[Task prompt]: The data must be returned in full and exactly as given.
---- Data entries
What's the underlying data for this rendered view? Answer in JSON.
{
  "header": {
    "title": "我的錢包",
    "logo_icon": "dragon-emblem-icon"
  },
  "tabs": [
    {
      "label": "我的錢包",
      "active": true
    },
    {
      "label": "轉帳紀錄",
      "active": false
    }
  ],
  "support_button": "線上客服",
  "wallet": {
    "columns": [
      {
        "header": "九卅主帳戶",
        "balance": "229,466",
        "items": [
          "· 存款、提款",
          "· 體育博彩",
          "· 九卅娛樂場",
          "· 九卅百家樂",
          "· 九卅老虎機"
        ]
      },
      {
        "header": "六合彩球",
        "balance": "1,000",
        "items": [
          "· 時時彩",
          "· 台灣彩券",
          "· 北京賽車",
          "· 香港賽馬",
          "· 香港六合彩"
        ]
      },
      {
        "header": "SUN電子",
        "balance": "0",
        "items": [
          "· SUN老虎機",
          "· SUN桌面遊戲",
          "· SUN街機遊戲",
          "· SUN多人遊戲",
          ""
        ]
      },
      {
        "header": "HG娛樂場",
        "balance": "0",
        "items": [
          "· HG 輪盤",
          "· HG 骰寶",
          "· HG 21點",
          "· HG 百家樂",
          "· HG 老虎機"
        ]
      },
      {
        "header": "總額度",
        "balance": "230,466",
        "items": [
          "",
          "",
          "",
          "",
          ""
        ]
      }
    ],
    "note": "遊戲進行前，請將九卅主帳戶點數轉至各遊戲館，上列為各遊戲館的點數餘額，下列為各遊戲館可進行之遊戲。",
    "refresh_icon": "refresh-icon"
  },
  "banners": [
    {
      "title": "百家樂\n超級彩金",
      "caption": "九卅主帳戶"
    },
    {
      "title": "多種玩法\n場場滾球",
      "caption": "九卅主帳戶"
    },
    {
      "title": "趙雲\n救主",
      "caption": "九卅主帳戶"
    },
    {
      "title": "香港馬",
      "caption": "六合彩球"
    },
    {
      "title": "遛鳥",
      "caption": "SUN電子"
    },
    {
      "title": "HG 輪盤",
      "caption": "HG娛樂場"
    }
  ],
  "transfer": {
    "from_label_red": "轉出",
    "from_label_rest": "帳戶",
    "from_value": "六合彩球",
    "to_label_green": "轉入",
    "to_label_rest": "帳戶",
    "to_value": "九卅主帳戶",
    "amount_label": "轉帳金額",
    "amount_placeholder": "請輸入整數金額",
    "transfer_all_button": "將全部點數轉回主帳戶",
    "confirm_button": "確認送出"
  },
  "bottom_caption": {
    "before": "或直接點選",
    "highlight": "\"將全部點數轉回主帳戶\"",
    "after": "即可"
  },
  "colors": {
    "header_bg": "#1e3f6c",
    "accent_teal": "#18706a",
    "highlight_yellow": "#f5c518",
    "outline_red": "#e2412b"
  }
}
--------
[Complete answer]:
What's the underlying data for this rendered view? Answer in JSON.
{
  "header": {
    "title": "我的錢包",
    "logo_icon": "dragon-emblem-icon"
  },
  "tabs": [
    {
      "label": "我的錢包",
      "active": true
    },
    {
      "label": "轉帳紀錄",
      "active": false
    }
  ],
  "support_button": "線上客服",
  "wallet": {
    "columns": [
      {
        "header": "九卅主帳戶",
        "balance": "229,466",
        "items": [
          "· 存款、提款",
          "· 體育博彩",
          "· 九卅娛樂場",
          "· 九卅百家樂",
          "· 九卅老虎機"
        ]
      },
      {
        "header": "六合彩球",
        "balance": "1,000",
        "items": [
          "· 時時彩",
          "· 台灣彩券",
          "· 北京賽車",
          "· 香港賽馬",
          "· 香港六合彩"
        ]
      },
      {
        "header": "SUN電子",
        "balance": "0",
        "items": [
          "· SUN老虎機",
          "· SUN桌面遊戲",
          "· SUN街機遊戲",
          "· SUN多人遊戲",
          ""
        ]
      },
      {
        "header": "HG娛樂場",
        "balance": "0",
        "items": [
          "· HG 輪盤",
          "· HG 骰寶",
          "· HG 21點",
          "· HG 百家樂",
          "· HG 老虎機"
        ]
      },
      {
        "header": "總額度",
        "balance": "230,466",
        "items": [
          "",
          "",
          "",
          "",
          ""
        ]
      }
    ],
    "note": "遊戲進行前，請將九卅主帳戶點數轉至各遊戲館，上列為各遊戲館的點數餘額，下列為各遊戲館可進行之遊戲。",
    "refresh_icon": "refresh-icon"
  },
  "banners": [
    {
      "title": "百家樂\n超級彩金",
      "caption": "九卅主帳戶"
    },
    {
      "title": "多種玩法\n場場滾球",
      "caption": "九卅主帳戶"
    },
    {
      "title": "趙雲\n救主",
      "caption": "九卅主帳戶"
    },
    {
      "title": "香港馬",
      "caption": "六合彩球"
    },
    {
      "title": "遛鳥",
      "caption": "SUN電子"
    },
    {
      "title": "HG 輪盤",
      "caption": "HG娛樂場"
    }
  ],
  "transfer": {
    "from_label_red": "轉出",
    "from_label_rest": "帳戶",
    "from_value": "六合彩球",
    "to_label_green": "轉入",
    "to_label_rest": "帳戶",
    "to_value": "九卅主帳戶",
    "amount_label": "轉帳金額",
    "amount_placeholder": "請輸入整數金額",
    "transfer_all_button": "將全部點數轉回主帳戶",
    "confirm_button": "確認送出"
  },
  "bottom_caption": {
    "before": "或直接點選",
    "highlight": "\"將全部點數轉回主帳戶\"",
    "after": "即可"
  },
  "colors": {
    "header_bg": "#1e3f6c",
    "accent_teal": "#18706a",
    "highlight_yellow": "#f5c518",
    "outline_red": "#e2412b"
  }
}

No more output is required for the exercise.